Data records:

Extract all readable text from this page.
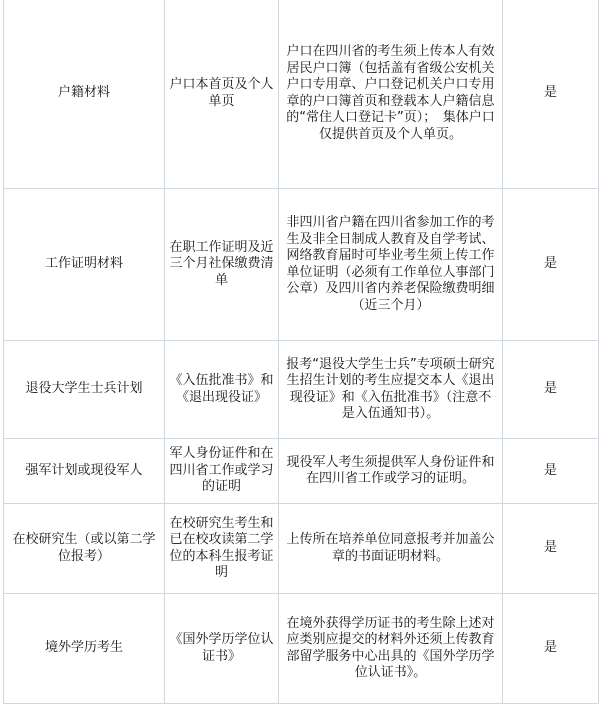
户籍材料	户口本首页及个人单页	户口在四川省的考生须上传本人有效居民户口簿（包括盖有省级公安机关户口专用章、户口登记机关户口专用章的户口簿首页和登载本人户籍信息的“常住人口登记卡”页）；　集体户口仅提供首页及个人单页。	是
工作证明材料	在职工作证明及近三个月社保缴费清单	非四川省户籍在四川省参加工作的考生及非全日制成人教育及自学考试、网络教育届时可毕业考生须上传工作单位证明（必须有工作单位人事部门公章）及四川省内养老保险缴费明细（近三个月）	是
退役大学生士兵计划	《入伍批准书》和《退出现役证》	报考“退役大学生士兵”专项硕士研究生招生计划的考生应提交本人《退出现役证》和《入伍批准书》（注意不是入伍通知书）。	是
强军计划或现役军人	军人身份证件和在四川省工作或学习的证明	现役军人考生须提供军人身份证件和在四川省工作或学习的证明。	是
在校研究生（或以第二学位报考）	在校研究生考生和已在校攻读第二学位的本科生报考证明	上传所在培养单位同意报考并加盖公章的书面证明材料。	是
境外学历考生	《国外学历学位认证书》	在境外获得学历证书的考生除上述对应类别应提交的材料外还须上传教育部留学服务中心出具的《国外学历学位认证书》。	是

Challenge
Copy out every line of the material above exactly, skipping the pictures.

Correct answer
Extract all readable text from this page.
户籍材料	户口本首页及个人单页	户口在四川省的考生须上传本人有效居民户口簿（包括盖有省级公安机关户口专用章、户口登记机关户口专用章的户口簿首页和登载本人户籍信息的“常住人口登记卡”页）；　集体户口仅提供首页及个人单页。	是
工作证明材料	在职工作证明及近三个月社保缴费清单	非四川省户籍在四川省参加工作的考生及非全日制成人教育及自学考试、网络教育届时可毕业考生须上传工作单位证明（必须有工作单位人事部门公章）及四川省内养老保险缴费明细（近三个月）	是
退役大学生士兵计划	《入伍批准书》和《退出现役证》	报考“退役大学生士兵”专项硕士研究生招生计划的考生应提交本人《退出现役证》和《入伍批准书》（注意不是入伍通知书）。	是
强军计划或现役军人	军人身份证件和在四川省工作或学习的证明	现役军人考生须提供军人身份证件和在四川省工作或学习的证明。	是
在校研究生（或以第二学位报考）	在校研究生考生和已在校攻读第二学位的本科生报考证明	上传所在培养单位同意报考并加盖公章的书面证明材料。	是
境外学历考生	《国外学历学位认证书》	在境外获得学历证书的考生除上述对应类别应提交的材料外还须上传教育部留学服务中心出具的《国外学历学位认证书》。	是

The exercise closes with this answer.